_PROBLEM DETAILS_
Everything in the listing should be restated word for word.

_STORED ROWS_
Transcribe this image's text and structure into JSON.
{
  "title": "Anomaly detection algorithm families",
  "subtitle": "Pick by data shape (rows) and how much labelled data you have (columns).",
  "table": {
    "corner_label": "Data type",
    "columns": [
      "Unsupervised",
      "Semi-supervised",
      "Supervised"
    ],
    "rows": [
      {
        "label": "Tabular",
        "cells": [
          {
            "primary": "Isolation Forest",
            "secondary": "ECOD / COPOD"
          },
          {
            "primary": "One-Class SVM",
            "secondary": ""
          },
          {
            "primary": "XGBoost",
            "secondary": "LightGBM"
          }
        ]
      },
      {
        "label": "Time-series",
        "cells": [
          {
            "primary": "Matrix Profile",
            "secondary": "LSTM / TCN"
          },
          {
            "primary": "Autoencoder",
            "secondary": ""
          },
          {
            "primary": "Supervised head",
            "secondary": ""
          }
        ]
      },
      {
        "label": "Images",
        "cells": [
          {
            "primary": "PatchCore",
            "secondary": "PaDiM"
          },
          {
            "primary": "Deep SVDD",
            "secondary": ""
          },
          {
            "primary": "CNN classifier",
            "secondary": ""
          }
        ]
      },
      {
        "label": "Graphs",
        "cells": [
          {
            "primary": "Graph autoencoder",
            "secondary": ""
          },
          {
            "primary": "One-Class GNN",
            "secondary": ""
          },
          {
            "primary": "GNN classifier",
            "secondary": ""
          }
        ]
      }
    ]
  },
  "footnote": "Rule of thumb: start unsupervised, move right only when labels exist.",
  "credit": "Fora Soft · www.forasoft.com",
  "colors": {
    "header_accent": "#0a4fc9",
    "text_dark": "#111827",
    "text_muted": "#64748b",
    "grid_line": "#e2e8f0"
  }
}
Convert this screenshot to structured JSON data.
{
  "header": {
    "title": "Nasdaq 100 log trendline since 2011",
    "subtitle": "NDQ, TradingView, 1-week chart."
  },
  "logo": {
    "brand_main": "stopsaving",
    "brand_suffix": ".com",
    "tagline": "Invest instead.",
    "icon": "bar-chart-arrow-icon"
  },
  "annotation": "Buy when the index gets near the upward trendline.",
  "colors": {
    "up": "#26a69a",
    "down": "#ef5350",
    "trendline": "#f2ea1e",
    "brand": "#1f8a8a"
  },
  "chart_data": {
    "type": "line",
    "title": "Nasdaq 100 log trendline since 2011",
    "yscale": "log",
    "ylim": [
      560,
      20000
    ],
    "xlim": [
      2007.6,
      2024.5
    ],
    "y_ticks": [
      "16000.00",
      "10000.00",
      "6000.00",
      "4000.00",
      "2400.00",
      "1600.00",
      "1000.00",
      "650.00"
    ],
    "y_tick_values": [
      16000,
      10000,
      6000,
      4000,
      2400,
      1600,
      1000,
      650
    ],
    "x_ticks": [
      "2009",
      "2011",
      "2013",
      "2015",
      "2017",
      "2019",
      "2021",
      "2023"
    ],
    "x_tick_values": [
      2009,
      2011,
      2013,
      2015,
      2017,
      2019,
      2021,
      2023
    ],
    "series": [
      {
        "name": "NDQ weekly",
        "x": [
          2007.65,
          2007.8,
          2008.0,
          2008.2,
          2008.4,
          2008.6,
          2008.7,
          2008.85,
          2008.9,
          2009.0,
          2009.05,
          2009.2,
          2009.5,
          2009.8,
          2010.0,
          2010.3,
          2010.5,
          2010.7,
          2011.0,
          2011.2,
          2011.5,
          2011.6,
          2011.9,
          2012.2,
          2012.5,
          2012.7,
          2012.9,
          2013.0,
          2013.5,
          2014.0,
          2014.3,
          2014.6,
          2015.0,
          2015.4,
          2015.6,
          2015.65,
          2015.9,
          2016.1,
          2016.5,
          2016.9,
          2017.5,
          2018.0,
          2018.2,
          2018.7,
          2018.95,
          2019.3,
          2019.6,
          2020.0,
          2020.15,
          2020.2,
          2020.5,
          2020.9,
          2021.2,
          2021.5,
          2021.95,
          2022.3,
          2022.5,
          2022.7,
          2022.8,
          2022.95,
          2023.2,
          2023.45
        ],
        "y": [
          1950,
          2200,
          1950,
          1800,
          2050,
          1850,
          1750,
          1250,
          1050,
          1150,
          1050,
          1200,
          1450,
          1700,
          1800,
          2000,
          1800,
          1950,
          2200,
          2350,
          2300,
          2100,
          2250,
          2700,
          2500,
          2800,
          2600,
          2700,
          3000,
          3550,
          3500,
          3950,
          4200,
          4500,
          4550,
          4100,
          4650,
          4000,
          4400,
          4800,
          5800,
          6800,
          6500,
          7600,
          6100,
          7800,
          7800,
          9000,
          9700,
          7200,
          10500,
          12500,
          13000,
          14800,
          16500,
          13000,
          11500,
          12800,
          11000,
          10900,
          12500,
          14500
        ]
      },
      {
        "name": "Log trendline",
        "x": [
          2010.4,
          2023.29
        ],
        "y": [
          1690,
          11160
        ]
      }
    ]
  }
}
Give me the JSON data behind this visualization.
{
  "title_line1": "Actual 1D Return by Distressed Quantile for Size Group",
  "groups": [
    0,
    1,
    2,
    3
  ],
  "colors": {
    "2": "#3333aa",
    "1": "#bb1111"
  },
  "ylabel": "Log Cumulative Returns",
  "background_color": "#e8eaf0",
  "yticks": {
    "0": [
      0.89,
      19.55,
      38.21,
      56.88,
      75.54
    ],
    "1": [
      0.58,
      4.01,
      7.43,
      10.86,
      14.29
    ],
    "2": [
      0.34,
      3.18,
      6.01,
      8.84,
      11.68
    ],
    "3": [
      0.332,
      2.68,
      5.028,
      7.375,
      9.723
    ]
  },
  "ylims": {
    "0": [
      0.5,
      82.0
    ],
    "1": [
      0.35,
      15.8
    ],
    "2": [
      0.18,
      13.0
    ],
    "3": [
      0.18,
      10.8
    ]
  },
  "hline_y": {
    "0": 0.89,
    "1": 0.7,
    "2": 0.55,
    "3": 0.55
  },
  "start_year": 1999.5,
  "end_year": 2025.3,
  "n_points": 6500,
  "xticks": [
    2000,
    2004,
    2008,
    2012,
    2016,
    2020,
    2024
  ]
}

_SOLUTION BELOW_
Transcribe this image's text and structure into JSON.
{
  "title": "Anomaly detection algorithm families",
  "subtitle": "Pick by data shape (rows) and how much labelled data you have (columns).",
  "table": {
    "corner_label": "Data type",
    "columns": [
      "Unsupervised",
      "Semi-supervised",
      "Supervised"
    ],
    "rows": [
      {
        "label": "Tabular",
        "cells": [
          {
            "primary": "Isolation Forest",
            "secondary": "ECOD / COPOD"
          },
          {
            "primary": "One-Class SVM",
            "secondary": ""
          },
          {
            "primary": "XGBoost",
            "secondary": "LightGBM"
          }
        ]
      },
      {
        "label": "Time-series",
        "cells": [
          {
            "primary": "Matrix Profile",
            "secondary": "LSTM / TCN"
          },
          {
            "primary": "Autoencoder",
            "secondary": ""
          },
          {
            "primary": "Supervised head",
            "secondary": ""
          }
        ]
      },
      {
        "label": "Images",
        "cells": [
          {
            "primary": "PatchCore",
            "secondary": "PaDiM"
          },
          {
            "primary": "Deep SVDD",
            "secondary": ""
          },
          {
            "primary": "CNN classifier",
            "secondary": ""
          }
        ]
      },
      {
        "label": "Graphs",
        "cells": [
          {
            "primary": "Graph autoencoder",
            "secondary": ""
          },
          {
            "primary": "One-Class GNN",
            "secondary": ""
          },
          {
            "primary": "GNN classifier",
            "secondary": ""
          }
        ]
      }
    ]
  },
  "footnote": "Rule of thumb: start unsupervised, move right only when labels exist.",
  "credit": "Fora Soft · www.forasoft.com",
  "colors": {
    "header_accent": "#0a4fc9",
    "text_dark": "#111827",
    "text_muted": "#64748b",
    "grid_line": "#e2e8f0"
  }
}
Convert this screenshot to structured JSON data.
{
  "header": {
    "title": "Nasdaq 100 log trendline since 2011",
    "subtitle": "NDQ, TradingView, 1-week chart."
  },
  "logo": {
    "brand_main": "stopsaving",
    "brand_suffix": ".com",
    "tagline": "Invest instead.",
    "icon": "bar-chart-arrow-icon"
  },
  "annotation": "Buy when the index gets near the upward trendline.",
  "colors": {
    "up": "#26a69a",
    "down": "#ef5350",
    "trendline": "#f2ea1e",
    "brand": "#1f8a8a"
  },
  "chart_data": {
    "type": "line",
    "title": "Nasdaq 100 log trendline since 2011",
    "yscale": "log",
    "ylim": [
      560,
      20000
    ],
    "xlim": [
      2007.6,
      2024.5
    ],
    "y_ticks": [
      "16000.00",
      "10000.00",
      "6000.00",
      "4000.00",
      "2400.00",
      "1600.00",
      "1000.00",
      "650.00"
    ],
    "y_tick_values": [
      16000,
      10000,
      6000,
      4000,
      2400,
      1600,
      1000,
      650
    ],
    "x_ticks": [
      "2009",
      "2011",
      "2013",
      "2015",
      "2017",
      "2019",
      "2021",
      "2023"
    ],
    "x_tick_values": [
      2009,
      2011,
      2013,
      2015,
      2017,
      2019,
      2021,
      2023
    ],
    "series": [
      {
        "name": "NDQ weekly",
        "x": [
          2007.65,
          2007.8,
          2008.0,
          2008.2,
          2008.4,
          2008.6,
          2008.7,
          2008.85,
          2008.9,
          2009.0,
          2009.05,
          2009.2,
          2009.5,
          2009.8,
          2010.0,
          2010.3,
          2010.5,
          2010.7,
          2011.0,
          2011.2,
          2011.5,
          2011.6,
          2011.9,
          2012.2,
          2012.5,
          2012.7,
          2012.9,
          2013.0,
          2013.5,
          2014.0,
          2014.3,
          2014.6,
          2015.0,
          2015.4,
          2015.6,
          2015.65,
          2015.9,
          2016.1,
          2016.5,
          2016.9,
          2017.5,
          2018.0,
          2018.2,
          2018.7,
          2018.95,
          2019.3,
          2019.6,
          2020.0,
          2020.15,
          2020.2,
          2020.5,
          2020.9,
          2021.2,
          2021.5,
          2021.95,
          2022.3,
          2022.5,
          2022.7,
          2022.8,
          2022.95,
          2023.2,
          2023.45
        ],
        "y": [
          1950,
          2200,
          1950,
          1800,
          2050,
          1850,
          1750,
          1250,
          1050,
          1150,
          1050,
          1200,
          1450,
          1700,
          1800,
          2000,
          1800,
          1950,
          2200,
          2350,
          2300,
          2100,
          2250,
          2700,
          2500,
          2800,
          2600,
          2700,
          3000,
          3550,
          3500,
          3950,
          4200,
          4500,
          4550,
          4100,
          4650,
          4000,
          4400,
          4800,
          5800,
          6800,
          6500,
          7600,
          6100,
          7800,
          7800,
          9000,
          9700,
          7200,
          10500,
          12500,
          13000,
          14800,
          16500,
          13000,
          11500,
          12800,
          11000,
          10900,
          12500,
          14500
        ]
      },
      {
        "name": "Log trendline",
        "x": [
          2010.4,
          2023.29
        ],
        "y": [
          1690,
          11160
        ]
      }
    ]
  }
}
Give me the JSON data behind this visualization.
{
  "title_line1": "Actual 1D Return by Distressed Quantile for Size Group",
  "groups": [
    0,
    1,
    2,
    3
  ],
  "colors": {
    "2": "#3333aa",
    "1": "#bb1111"
  },
  "ylabel": "Log Cumulative Returns",
  "background_color": "#e8eaf0",
  "yticks": {
    "0": [
      0.89,
      19.55,
      38.21,
      56.88,
      75.54
    ],
    "1": [
      0.58,
      4.01,
      7.43,
      10.86,
      14.29
    ],
    "2": [
      0.34,
      3.18,
      6.01,
      8.84,
      11.68
    ],
    "3": [
      0.332,
      2.68,
      5.028,
      7.375,
      9.723
    ]
  },
  "ylims": {
    "0": [
      0.5,
      82.0
    ],
    "1": [
      0.35,
      15.8
    ],
    "2": [
      0.18,
      13.0
    ],
    "3": [
      0.18,
      10.8
    ]
  },
  "hline_y": {
    "0": 0.89,
    "1": 0.7,
    "2": 0.55,
    "3": 0.55
  },
  "start_year": 1999.5,
  "end_year": 2025.3,
  "n_points": 6500,
  "xticks": [
    2000,
    2004,
    2008,
    2012,
    2016,
    2020,
    2024
  ]
}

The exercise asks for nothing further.